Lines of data
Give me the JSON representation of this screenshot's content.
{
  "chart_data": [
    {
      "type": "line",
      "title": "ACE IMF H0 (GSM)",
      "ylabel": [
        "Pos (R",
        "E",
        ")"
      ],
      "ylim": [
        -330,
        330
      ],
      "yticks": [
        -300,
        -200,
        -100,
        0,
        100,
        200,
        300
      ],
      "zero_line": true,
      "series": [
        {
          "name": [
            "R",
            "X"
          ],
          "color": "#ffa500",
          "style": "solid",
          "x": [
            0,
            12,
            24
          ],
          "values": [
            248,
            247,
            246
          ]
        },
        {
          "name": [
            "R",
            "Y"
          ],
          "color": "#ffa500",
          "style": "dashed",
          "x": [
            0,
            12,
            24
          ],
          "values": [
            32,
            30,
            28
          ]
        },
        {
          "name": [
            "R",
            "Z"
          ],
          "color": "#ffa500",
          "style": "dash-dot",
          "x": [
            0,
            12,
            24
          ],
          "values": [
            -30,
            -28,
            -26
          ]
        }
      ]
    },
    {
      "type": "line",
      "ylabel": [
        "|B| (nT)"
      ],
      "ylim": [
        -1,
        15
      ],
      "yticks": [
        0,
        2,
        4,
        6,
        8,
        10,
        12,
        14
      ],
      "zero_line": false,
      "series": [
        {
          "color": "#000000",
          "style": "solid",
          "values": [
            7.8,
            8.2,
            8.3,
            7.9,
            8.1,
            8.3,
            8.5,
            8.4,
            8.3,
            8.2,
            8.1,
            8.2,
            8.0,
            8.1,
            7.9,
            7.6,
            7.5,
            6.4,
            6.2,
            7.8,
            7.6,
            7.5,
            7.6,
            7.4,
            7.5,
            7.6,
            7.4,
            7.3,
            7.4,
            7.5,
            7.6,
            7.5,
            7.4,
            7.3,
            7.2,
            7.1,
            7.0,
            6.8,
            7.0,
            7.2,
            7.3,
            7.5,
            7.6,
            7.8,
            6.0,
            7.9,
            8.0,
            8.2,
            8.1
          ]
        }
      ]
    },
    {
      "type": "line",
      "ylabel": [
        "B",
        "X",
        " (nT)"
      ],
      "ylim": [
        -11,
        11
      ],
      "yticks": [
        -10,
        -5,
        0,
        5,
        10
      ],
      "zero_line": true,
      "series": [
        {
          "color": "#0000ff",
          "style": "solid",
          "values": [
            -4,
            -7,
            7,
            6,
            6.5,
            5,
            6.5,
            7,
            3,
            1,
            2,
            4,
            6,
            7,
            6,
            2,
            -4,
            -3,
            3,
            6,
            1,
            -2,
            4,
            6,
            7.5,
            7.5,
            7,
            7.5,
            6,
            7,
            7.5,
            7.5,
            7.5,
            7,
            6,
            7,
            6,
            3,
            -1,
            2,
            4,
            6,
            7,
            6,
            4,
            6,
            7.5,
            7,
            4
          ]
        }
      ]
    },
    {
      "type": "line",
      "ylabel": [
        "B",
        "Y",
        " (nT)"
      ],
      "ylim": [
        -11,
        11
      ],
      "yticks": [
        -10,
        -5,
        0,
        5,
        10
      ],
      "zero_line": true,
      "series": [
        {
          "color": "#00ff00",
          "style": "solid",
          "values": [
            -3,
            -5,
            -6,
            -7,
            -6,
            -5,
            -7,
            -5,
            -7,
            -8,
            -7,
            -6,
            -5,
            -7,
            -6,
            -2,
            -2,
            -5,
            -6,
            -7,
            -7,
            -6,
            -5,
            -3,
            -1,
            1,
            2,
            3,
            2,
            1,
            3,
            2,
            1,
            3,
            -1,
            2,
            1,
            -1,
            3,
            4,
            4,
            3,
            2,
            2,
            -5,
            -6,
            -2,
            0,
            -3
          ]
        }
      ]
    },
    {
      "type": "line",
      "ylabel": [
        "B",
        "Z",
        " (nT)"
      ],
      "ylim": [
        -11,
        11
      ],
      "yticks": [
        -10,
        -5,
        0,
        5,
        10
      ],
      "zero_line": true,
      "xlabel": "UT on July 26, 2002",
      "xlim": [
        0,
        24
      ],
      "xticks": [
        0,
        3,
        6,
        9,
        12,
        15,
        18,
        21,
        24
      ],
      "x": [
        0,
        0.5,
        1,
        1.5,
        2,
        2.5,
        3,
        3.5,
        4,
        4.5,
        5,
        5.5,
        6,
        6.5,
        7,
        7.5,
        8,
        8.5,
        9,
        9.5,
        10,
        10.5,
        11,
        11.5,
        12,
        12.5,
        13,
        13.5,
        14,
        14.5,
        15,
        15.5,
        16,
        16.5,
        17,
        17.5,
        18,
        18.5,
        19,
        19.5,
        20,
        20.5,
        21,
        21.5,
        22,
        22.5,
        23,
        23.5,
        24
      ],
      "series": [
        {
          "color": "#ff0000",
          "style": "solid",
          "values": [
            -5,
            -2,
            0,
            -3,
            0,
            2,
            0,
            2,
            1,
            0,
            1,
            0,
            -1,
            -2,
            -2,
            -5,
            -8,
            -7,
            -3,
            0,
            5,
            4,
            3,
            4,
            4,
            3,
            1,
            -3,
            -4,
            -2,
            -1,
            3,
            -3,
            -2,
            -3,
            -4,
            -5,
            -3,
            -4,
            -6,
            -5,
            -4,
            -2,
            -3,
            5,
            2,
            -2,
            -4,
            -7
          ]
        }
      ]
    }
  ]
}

→ Exercise description: Gather and return every line that holds the string "color".

→ Worked solution:
          "color": "#ffa500",
          "color": "#ffa500",
          "color": "#ffa500",
          "color": "#000000",
          "color": "#0000ff",
          "color": "#00ff00",
          "color": "#ff0000",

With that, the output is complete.